» **Work required**:
Search the material for "name" and show all lines that contain it.

» **Raw data**:
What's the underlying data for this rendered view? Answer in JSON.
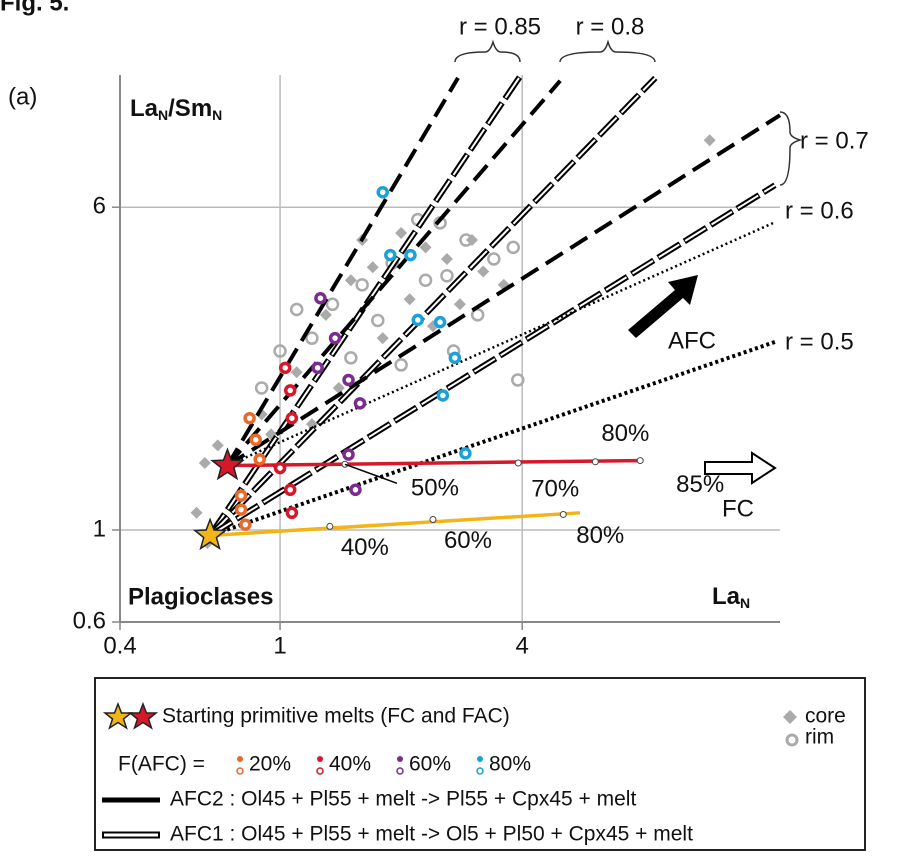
{
  "chart_data": {
    "type": "scatter",
    "figure_label": "Fig. 5.",
    "panel_label": "(a)",
    "y_label": [
      "La",
      "N",
      "/Sm",
      "N"
    ],
    "x_label": [
      "La",
      "N"
    ],
    "annotation": "Plagioclases",
    "log_x": true,
    "log_y": true,
    "grid": true,
    "xlim": [
      0.4,
      17.5
    ],
    "ylim": [
      0.6,
      12.5
    ],
    "xticks": [
      0.4,
      1,
      4
    ],
    "yticks": [
      0.6,
      1,
      6
    ],
    "starting_melts": [
      {
        "color": "#f2b519",
        "x": 0.67,
        "y": 0.97
      },
      {
        "color": "#d7182a",
        "x": 0.74,
        "y": 1.43
      }
    ],
    "series": [
      {
        "name": "core",
        "marker": "diamond",
        "color": "#aaaaaa",
        "x": [
          0.62,
          0.65,
          0.7,
          0.66,
          0.9,
          1.1,
          1.3,
          1.5,
          1.7,
          2.0,
          2.3,
          2.6,
          3.0,
          3.2,
          2.1,
          1.8,
          2.4,
          1.4,
          1.2,
          3.6,
          11.7,
          1.6,
          2.8,
          0.95
        ],
        "y": [
          1.1,
          1.45,
          1.6,
          0.93,
          1.9,
          2.4,
          3.3,
          4.0,
          4.3,
          5.2,
          4.8,
          4.5,
          5.0,
          4.2,
          3.6,
          2.9,
          3.1,
          2.2,
          1.8,
          3.9,
          8.7,
          5.0,
          3.5,
          1.7
        ]
      },
      {
        "name": "rim",
        "marker": "ring",
        "color": "#aaaaaa",
        "x": [
          0.9,
          1.0,
          1.2,
          1.35,
          1.6,
          1.9,
          2.2,
          2.5,
          2.9,
          3.4,
          3.9,
          2.7,
          2.0,
          1.75,
          2.3,
          3.1,
          1.5,
          2.6,
          3.8,
          1.1
        ],
        "y": [
          2.2,
          2.7,
          2.9,
          3.5,
          3.9,
          4.4,
          5.6,
          5.5,
          5.0,
          4.5,
          2.3,
          2.7,
          2.5,
          3.2,
          4.0,
          3.3,
          2.6,
          4.1,
          4.8,
          3.4
        ]
      }
    ],
    "afc_points": [
      {
        "name": "20%",
        "color": "#e8692a",
        "x": [
          0.84,
          0.87,
          0.89,
          0.8,
          0.8,
          0.82
        ],
        "y": [
          1.86,
          1.65,
          1.48,
          1.21,
          1.12,
          1.03
        ]
      },
      {
        "name": "40%",
        "color": "#d7182a",
        "x": [
          1.03,
          1.06,
          1.07,
          1.0,
          1.06,
          1.07
        ],
        "y": [
          2.46,
          2.17,
          1.86,
          1.41,
          1.25,
          1.1
        ]
      },
      {
        "name": "60%",
        "color": "#7b2d8e",
        "x": [
          1.26,
          1.37,
          1.24,
          1.48,
          1.58,
          1.48,
          1.54
        ],
        "y": [
          3.62,
          2.9,
          2.46,
          2.3,
          2.02,
          1.52,
          1.25
        ]
      },
      {
        "name": "80%",
        "color": "#1ba1d8",
        "x": [
          1.8,
          1.88,
          2.11,
          2.2,
          2.5,
          2.72,
          2.54,
          2.89
        ],
        "y": [
          6.52,
          4.6,
          4.6,
          3.21,
          3.17,
          2.6,
          2.11,
          1.53
        ]
      }
    ],
    "fc_lines": [
      {
        "color": "#d7182a",
        "x": [
          0.74,
          7.86
        ],
        "y": [
          1.43,
          1.47
        ],
        "steps": {
          "x": [
            1.45,
            3.91,
            6.08,
            7.86
          ],
          "y": [
            1.44,
            1.45,
            1.46,
            1.47
          ],
          "labels": [
            "50%",
            "70%",
            "80%",
            "85%"
          ]
        }
      },
      {
        "color": "#f2b519",
        "x": [
          0.67,
          5.57
        ],
        "y": [
          0.97,
          1.1
        ],
        "steps": {
          "x": [
            1.33,
            2.4,
            5.06
          ],
          "y": [
            1.02,
            1.06,
            1.09
          ],
          "labels": [
            "40%",
            "60%",
            "80%"
          ]
        }
      }
    ],
    "afc_lines": [
      {
        "label": "r = 0.85",
        "lines": [
          {
            "model": "AFC2",
            "x": [
              0.74,
              2.77
            ],
            "y": [
              1.43,
              12.3
            ]
          },
          {
            "model": "AFC1",
            "x": [
              0.67,
              3.95
            ],
            "y": [
              0.97,
              12.4
            ]
          }
        ]
      },
      {
        "label": "r = 0.8",
        "lines": [
          {
            "model": "AFC2",
            "x": [
              0.74,
              4.97
            ],
            "y": [
              1.43,
              12.1
            ]
          },
          {
            "model": "AFC1",
            "x": [
              0.67,
              8.57
            ],
            "y": [
              0.97,
              12.3
            ]
          }
        ]
      },
      {
        "label": "r = 0.7",
        "lines": [
          {
            "model": "AFC2",
            "x": [
              0.74,
              17.5
            ],
            "y": [
              1.43,
              10.0
            ]
          },
          {
            "model": "AFC1",
            "x": [
              0.67,
              17.0
            ],
            "y": [
              0.97,
              6.78
            ]
          }
        ]
      },
      {
        "label": "r = 0.6",
        "lines": [
          {
            "model": "dotted-fine",
            "x": [
              0.74,
              17.0
            ],
            "y": [
              1.43,
              5.52
            ]
          }
        ]
      },
      {
        "label": "r = 0.5",
        "lines": [
          {
            "model": "dotted-thick",
            "x": [
              0.67,
              17.0
            ],
            "y": [
              0.97,
              2.84
            ]
          }
        ]
      }
    ],
    "arrow_labels": {
      "afc": "AFC",
      "fc": "FC"
    },
    "legend": {
      "starting": "Starting primitive melts (FC and FAC)",
      "f_afc": "F(AFC) =",
      "afc2": "AFC2 : Ol45 + Pl55 + melt -> Pl55 + Cpx45 + melt",
      "afc1": "AFC1 : Ol45 + Pl55 + melt -> Ol5 + Pl50 + Cpx45 + melt"
    }
  }
}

» **Answer to the problem**:
        "name": "core",
        "name": "rim",
        "name": "20%",
        "name": "40%",
        "name": "60%",
        "name": "80%",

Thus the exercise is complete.